*Data entries*:
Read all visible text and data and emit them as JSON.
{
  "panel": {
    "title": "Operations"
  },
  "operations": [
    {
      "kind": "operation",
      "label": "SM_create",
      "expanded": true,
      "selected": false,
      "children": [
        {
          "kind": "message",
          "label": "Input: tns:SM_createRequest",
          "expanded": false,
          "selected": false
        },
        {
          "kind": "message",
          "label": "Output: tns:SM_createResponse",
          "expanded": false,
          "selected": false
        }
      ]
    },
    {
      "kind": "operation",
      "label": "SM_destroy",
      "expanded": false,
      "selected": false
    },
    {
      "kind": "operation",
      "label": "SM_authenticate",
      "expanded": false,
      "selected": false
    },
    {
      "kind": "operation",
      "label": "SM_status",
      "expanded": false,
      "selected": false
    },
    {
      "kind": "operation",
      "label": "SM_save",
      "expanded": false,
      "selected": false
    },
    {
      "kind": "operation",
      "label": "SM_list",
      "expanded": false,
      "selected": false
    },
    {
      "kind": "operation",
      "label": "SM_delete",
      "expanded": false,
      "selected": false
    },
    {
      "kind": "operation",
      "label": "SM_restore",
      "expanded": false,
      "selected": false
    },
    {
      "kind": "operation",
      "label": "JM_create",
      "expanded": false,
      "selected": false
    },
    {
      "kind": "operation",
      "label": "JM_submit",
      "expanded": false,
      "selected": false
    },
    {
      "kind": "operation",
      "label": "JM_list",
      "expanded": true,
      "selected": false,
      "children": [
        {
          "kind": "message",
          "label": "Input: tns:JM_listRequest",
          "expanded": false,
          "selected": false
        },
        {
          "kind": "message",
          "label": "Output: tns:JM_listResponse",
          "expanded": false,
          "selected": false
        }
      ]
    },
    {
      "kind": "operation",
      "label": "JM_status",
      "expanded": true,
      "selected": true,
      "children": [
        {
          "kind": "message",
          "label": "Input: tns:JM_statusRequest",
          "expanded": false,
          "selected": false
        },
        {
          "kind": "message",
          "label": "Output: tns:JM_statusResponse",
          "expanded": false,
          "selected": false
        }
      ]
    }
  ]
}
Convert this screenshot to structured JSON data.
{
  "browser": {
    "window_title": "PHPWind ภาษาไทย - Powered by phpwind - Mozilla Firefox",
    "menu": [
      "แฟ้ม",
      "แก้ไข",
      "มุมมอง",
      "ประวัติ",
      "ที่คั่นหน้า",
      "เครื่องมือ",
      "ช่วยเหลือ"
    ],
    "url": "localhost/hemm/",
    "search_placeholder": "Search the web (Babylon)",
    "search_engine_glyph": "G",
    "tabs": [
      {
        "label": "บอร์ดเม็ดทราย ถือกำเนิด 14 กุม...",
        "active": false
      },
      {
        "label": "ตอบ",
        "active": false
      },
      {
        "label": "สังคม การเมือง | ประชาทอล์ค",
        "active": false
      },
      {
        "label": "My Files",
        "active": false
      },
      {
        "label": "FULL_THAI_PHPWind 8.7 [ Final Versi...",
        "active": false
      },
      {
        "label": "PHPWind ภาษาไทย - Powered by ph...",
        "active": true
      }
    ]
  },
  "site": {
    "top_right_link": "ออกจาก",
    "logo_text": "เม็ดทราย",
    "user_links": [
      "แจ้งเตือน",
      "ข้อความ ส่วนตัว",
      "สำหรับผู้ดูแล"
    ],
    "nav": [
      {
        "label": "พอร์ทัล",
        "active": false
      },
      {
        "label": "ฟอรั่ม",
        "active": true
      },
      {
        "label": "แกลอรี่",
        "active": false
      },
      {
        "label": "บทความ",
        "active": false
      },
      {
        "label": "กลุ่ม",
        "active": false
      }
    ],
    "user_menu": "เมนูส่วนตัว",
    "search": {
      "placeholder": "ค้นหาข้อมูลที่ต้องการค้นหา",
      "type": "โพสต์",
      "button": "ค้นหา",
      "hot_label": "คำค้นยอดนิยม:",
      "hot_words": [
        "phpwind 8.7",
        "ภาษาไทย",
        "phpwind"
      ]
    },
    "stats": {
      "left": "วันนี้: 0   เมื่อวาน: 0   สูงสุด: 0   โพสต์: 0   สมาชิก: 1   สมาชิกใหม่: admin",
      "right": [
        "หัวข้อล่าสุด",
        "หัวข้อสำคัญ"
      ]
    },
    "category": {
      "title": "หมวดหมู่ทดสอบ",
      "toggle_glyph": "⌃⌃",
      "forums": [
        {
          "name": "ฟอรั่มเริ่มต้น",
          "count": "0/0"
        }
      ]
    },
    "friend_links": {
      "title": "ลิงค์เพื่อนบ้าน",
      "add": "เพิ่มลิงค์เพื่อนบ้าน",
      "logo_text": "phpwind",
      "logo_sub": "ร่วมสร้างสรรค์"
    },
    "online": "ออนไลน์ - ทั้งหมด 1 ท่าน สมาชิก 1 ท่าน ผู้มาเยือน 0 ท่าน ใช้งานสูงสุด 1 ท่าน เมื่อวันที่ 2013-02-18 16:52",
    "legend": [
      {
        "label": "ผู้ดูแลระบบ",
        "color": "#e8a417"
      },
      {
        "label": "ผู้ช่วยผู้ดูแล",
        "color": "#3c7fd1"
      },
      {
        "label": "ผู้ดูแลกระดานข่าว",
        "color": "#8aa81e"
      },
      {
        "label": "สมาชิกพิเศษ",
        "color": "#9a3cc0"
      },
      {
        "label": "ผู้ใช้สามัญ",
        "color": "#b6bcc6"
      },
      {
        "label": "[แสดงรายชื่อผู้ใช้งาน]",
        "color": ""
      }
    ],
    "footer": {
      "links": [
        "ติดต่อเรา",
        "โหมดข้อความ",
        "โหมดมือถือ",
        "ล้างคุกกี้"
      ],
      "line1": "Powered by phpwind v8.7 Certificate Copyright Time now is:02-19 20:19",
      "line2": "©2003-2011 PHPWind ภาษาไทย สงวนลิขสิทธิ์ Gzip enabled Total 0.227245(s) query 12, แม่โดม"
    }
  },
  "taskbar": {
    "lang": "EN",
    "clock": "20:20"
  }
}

*Work to be completed*:
Write an exact transcription of every entry above.

*Written response*:
Read all visible text and data and emit them as JSON.
{
  "panel": {
    "title": "Operations"
  },
  "operations": [
    {
      "kind": "operation",
      "label": "SM_create",
      "expanded": true,
      "selected": false,
      "children": [
        {
          "kind": "message",
          "label": "Input: tns:SM_createRequest",
          "expanded": false,
          "selected": false
        },
        {
          "kind": "message",
          "label": "Output: tns:SM_createResponse",
          "expanded": false,
          "selected": false
        }
      ]
    },
    {
      "kind": "operation",
      "label": "SM_destroy",
      "expanded": false,
      "selected": false
    },
    {
      "kind": "operation",
      "label": "SM_authenticate",
      "expanded": false,
      "selected": false
    },
    {
      "kind": "operation",
      "label": "SM_status",
      "expanded": false,
      "selected": false
    },
    {
      "kind": "operation",
      "label": "SM_save",
      "expanded": false,
      "selected": false
    },
    {
      "kind": "operation",
      "label": "SM_list",
      "expanded": false,
      "selected": false
    },
    {
      "kind": "operation",
      "label": "SM_delete",
      "expanded": false,
      "selected": false
    },
    {
      "kind": "operation",
      "label": "SM_restore",
      "expanded": false,
      "selected": false
    },
    {
      "kind": "operation",
      "label": "JM_create",
      "expanded": false,
      "selected": false
    },
    {
      "kind": "operation",
      "label": "JM_submit",
      "expanded": false,
      "selected": false
    },
    {
      "kind": "operation",
      "label": "JM_list",
      "expanded": true,
      "selected": false,
      "children": [
        {
          "kind": "message",
          "label": "Input: tns:JM_listRequest",
          "expanded": false,
          "selected": false
        },
        {
          "kind": "message",
          "label": "Output: tns:JM_listResponse",
          "expanded": false,
          "selected": false
        }
      ]
    },
    {
      "kind": "operation",
      "label": "JM_status",
      "expanded": true,
      "selected": true,
      "children": [
        {
          "kind": "message",
          "label": "Input: tns:JM_statusRequest",
          "expanded": false,
          "selected": false
        },
        {
          "kind": "message",
          "label": "Output: tns:JM_statusResponse",
          "expanded": false,
          "selected": false
        }
      ]
    }
  ]
}
Convert this screenshot to structured JSON data.
{
  "browser": {
    "window_title": "PHPWind ภาษาไทย - Powered by phpwind - Mozilla Firefox",
    "menu": [
      "แฟ้ม",
      "แก้ไข",
      "มุมมอง",
      "ประวัติ",
      "ที่คั่นหน้า",
      "เครื่องมือ",
      "ช่วยเหลือ"
    ],
    "url": "localhost/hemm/",
    "search_placeholder": "Search the web (Babylon)",
    "search_engine_glyph": "G",
    "tabs": [
      {
        "label": "บอร์ดเม็ดทราย ถือกำเนิด 14 กุม...",
        "active": false
      },
      {
        "label": "ตอบ",
        "active": false
      },
      {
        "label": "สังคม การเมือง | ประชาทอล์ค",
        "active": false
      },
      {
        "label": "My Files",
        "active": false
      },
      {
        "label": "FULL_THAI_PHPWind 8.7 [ Final Versi...",
        "active": false
      },
      {
        "label": "PHPWind ภาษาไทย - Powered by ph...",
        "active": true
      }
    ]
  },
  "site": {
    "top_right_link": "ออกจาก",
    "logo_text": "เม็ดทราย",
    "user_links": [
      "แจ้งเตือน",
      "ข้อความ ส่วนตัว",
      "สำหรับผู้ดูแล"
    ],
    "nav": [
      {
        "label": "พอร์ทัล",
        "active": false
      },
      {
        "label": "ฟอรั่ม",
        "active": true
      },
      {
        "label": "แกลอรี่",
        "active": false
      },
      {
        "label": "บทความ",
        "active": false
      },
      {
        "label": "กลุ่ม",
        "active": false
      }
    ],
    "user_menu": "เมนูส่วนตัว",
    "search": {
      "placeholder": "ค้นหาข้อมูลที่ต้องการค้นหา",
      "type": "โพสต์",
      "button": "ค้นหา",
      "hot_label": "คำค้นยอดนิยม:",
      "hot_words": [
        "phpwind 8.7",
        "ภาษาไทย",
        "phpwind"
      ]
    },
    "stats": {
      "left": "วันนี้: 0   เมื่อวาน: 0   สูงสุด: 0   โพสต์: 0   สมาชิก: 1   สมาชิกใหม่: admin",
      "right": [
        "หัวข้อล่าสุด",
        "หัวข้อสำคัญ"
      ]
    },
    "category": {
      "title": "หมวดหมู่ทดสอบ",
      "toggle_glyph": "⌃⌃",
      "forums": [
        {
          "name": "ฟอรั่มเริ่มต้น",
          "count": "0/0"
        }
      ]
    },
    "friend_links": {
      "title": "ลิงค์เพื่อนบ้าน",
      "add": "เพิ่มลิงค์เพื่อนบ้าน",
      "logo_text": "phpwind",
      "logo_sub": "ร่วมสร้างสรรค์"
    },
    "online": "ออนไลน์ - ทั้งหมด 1 ท่าน สมาชิก 1 ท่าน ผู้มาเยือน 0 ท่าน ใช้งานสูงสุด 1 ท่าน เมื่อวันที่ 2013-02-18 16:52",
    "legend": [
      {
        "label": "ผู้ดูแลระบบ",
        "color": "#e8a417"
      },
      {
        "label": "ผู้ช่วยผู้ดูแล",
        "color": "#3c7fd1"
      },
      {
        "label": "ผู้ดูแลกระดานข่าว",
        "color": "#8aa81e"
      },
      {
        "label": "สมาชิกพิเศษ",
        "color": "#9a3cc0"
      },
      {
        "label": "ผู้ใช้สามัญ",
        "color": "#b6bcc6"
      },
      {
        "label": "[แสดงรายชื่อผู้ใช้งาน]",
        "color": ""
      }
    ],
    "footer": {
      "links": [
        "ติดต่อเรา",
        "โหมดข้อความ",
        "โหมดมือถือ",
        "ล้างคุกกี้"
      ],
      "line1": "Powered by phpwind v8.7 Certificate Copyright Time now is:02-19 20:19",
      "line2": "©2003-2011 PHPWind ภาษาไทย สงวนลิขสิทธิ์ Gzip enabled Total 0.227245(s) query 12, แม่โดม"
    }
  },
  "taskbar": {
    "lang": "EN",
    "clock": "20:20"
  }
}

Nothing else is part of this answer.